Written exercise: Type out the material below exactly.

Data supplied:
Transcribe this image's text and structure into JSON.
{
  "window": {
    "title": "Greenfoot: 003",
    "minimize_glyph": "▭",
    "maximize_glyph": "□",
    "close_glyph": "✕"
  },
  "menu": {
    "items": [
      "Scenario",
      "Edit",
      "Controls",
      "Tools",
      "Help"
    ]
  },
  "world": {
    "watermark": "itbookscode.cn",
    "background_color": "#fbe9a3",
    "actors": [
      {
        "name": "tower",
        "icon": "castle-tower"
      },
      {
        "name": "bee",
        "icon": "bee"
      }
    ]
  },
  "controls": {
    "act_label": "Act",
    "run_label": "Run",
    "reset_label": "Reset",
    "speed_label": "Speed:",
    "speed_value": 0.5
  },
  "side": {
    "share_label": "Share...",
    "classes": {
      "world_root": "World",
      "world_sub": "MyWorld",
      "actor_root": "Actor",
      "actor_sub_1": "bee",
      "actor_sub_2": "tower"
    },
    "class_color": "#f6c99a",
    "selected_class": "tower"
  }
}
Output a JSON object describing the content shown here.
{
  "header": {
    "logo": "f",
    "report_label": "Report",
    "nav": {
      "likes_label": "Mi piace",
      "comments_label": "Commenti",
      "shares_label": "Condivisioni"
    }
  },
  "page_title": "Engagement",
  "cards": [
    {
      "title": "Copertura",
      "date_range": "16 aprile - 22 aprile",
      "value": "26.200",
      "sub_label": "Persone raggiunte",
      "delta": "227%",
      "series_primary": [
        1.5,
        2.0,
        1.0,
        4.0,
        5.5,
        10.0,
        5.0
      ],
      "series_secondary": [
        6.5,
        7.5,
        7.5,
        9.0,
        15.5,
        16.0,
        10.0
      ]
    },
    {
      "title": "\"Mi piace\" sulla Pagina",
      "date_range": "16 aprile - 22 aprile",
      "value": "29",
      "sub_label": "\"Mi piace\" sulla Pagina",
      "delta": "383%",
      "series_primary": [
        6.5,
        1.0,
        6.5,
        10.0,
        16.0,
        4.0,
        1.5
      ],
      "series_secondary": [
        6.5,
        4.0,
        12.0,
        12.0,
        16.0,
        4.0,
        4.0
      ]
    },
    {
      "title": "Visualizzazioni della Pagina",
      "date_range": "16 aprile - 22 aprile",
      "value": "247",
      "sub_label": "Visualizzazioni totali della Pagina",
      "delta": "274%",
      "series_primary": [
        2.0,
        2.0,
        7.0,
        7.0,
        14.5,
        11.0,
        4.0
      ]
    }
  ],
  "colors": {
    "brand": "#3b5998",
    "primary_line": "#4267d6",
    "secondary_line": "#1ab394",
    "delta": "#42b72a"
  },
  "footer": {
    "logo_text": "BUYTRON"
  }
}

Output:
Transcribe this image's text and structure into JSON.
{
  "window": {
    "title": "Greenfoot: 003",
    "minimize_glyph": "▭",
    "maximize_glyph": "□",
    "close_glyph": "✕"
  },
  "menu": {
    "items": [
      "Scenario",
      "Edit",
      "Controls",
      "Tools",
      "Help"
    ]
  },
  "world": {
    "watermark": "itbookscode.cn",
    "background_color": "#fbe9a3",
    "actors": [
      {
        "name": "tower",
        "icon": "castle-tower"
      },
      {
        "name": "bee",
        "icon": "bee"
      }
    ]
  },
  "controls": {
    "act_label": "Act",
    "run_label": "Run",
    "reset_label": "Reset",
    "speed_label": "Speed:",
    "speed_value": 0.5
  },
  "side": {
    "share_label": "Share...",
    "classes": {
      "world_root": "World",
      "world_sub": "MyWorld",
      "actor_root": "Actor",
      "actor_sub_1": "bee",
      "actor_sub_2": "tower"
    },
    "class_color": "#f6c99a",
    "selected_class": "tower"
  }
}
Output a JSON object describing the content shown here.
{
  "header": {
    "logo": "f",
    "report_label": "Report",
    "nav": {
      "likes_label": "Mi piace",
      "comments_label": "Commenti",
      "shares_label": "Condivisioni"
    }
  },
  "page_title": "Engagement",
  "cards": [
    {
      "title": "Copertura",
      "date_range": "16 aprile - 22 aprile",
      "value": "26.200",
      "sub_label": "Persone raggiunte",
      "delta": "227%",
      "series_primary": [
        1.5,
        2.0,
        1.0,
        4.0,
        5.5,
        10.0,
        5.0
      ],
      "series_secondary": [
        6.5,
        7.5,
        7.5,
        9.0,
        15.5,
        16.0,
        10.0
      ]
    },
    {
      "title": "\"Mi piace\" sulla Pagina",
      "date_range": "16 aprile - 22 aprile",
      "value": "29",
      "sub_label": "\"Mi piace\" sulla Pagina",
      "delta": "383%",
      "series_primary": [
        6.5,
        1.0,
        6.5,
        10.0,
        16.0,
        4.0,
        1.5
      ],
      "series_secondary": [
        6.5,
        4.0,
        12.0,
        12.0,
        16.0,
        4.0,
        4.0
      ]
    },
    {
      "title": "Visualizzazioni della Pagina",
      "date_range": "16 aprile - 22 aprile",
      "value": "247",
      "sub_label": "Visualizzazioni totali della Pagina",
      "delta": "274%",
      "series_primary": [
        2.0,
        2.0,
        7.0,
        7.0,
        14.5,
        11.0,
        4.0
      ]
    }
  ],
  "colors": {
    "brand": "#3b5998",
    "primary_line": "#4267d6",
    "secondary_line": "#1ab394",
    "delta": "#42b72a"
  },
  "footer": {
    "logo_text": "BUYTRON"
  }
}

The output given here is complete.